Records

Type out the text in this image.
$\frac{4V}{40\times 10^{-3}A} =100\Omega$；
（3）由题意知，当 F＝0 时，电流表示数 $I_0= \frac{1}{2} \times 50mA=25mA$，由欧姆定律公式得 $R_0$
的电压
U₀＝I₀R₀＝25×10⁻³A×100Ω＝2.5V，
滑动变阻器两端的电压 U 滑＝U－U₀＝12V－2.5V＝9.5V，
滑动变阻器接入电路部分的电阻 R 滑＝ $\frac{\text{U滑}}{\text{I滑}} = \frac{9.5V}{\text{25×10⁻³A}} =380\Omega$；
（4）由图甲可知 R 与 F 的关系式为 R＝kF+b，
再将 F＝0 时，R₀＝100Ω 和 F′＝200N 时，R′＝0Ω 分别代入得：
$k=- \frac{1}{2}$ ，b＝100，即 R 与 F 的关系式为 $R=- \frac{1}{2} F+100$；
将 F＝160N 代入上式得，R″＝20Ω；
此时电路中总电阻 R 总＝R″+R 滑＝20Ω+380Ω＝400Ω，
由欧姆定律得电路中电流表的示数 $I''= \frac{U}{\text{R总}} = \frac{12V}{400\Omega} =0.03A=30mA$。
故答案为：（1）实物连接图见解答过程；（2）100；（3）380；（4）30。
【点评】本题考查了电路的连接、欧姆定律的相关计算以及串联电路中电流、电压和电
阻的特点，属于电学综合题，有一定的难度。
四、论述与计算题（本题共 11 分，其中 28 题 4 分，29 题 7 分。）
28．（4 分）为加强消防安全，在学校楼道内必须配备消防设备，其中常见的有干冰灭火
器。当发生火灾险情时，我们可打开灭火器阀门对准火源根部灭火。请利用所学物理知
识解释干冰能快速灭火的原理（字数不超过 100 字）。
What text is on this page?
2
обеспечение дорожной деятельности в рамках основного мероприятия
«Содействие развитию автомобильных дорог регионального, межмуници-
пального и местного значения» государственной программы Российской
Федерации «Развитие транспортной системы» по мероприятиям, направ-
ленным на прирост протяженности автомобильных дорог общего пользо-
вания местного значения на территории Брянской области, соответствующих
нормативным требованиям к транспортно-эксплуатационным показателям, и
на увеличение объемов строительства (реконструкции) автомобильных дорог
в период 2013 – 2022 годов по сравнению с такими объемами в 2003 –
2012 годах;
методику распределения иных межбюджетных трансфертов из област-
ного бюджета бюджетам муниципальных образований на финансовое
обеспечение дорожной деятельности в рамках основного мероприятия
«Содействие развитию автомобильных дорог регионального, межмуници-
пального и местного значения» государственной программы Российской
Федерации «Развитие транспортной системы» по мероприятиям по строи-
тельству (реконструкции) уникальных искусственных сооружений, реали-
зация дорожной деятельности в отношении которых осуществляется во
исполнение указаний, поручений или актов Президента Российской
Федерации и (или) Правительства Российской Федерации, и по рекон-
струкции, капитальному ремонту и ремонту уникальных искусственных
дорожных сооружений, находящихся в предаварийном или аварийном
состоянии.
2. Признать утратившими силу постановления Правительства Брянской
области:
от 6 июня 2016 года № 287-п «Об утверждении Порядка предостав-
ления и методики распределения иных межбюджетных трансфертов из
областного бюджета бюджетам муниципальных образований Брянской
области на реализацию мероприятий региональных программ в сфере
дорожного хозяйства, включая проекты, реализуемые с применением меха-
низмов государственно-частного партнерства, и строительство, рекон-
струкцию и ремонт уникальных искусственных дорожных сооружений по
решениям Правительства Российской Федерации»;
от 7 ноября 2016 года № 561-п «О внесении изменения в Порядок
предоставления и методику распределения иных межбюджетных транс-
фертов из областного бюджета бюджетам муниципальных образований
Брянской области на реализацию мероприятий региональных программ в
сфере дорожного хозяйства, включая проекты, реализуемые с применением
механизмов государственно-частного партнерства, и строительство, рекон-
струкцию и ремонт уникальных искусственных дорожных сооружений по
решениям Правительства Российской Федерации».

Problem requirements:
From the listing above, pick out each line where the word "применением" appears.

The response:
дорожного хозяйства, включая проекты, реализуемые с применением меха-
сфере дорожного хозяйства, включая проекты, реализуемые с применением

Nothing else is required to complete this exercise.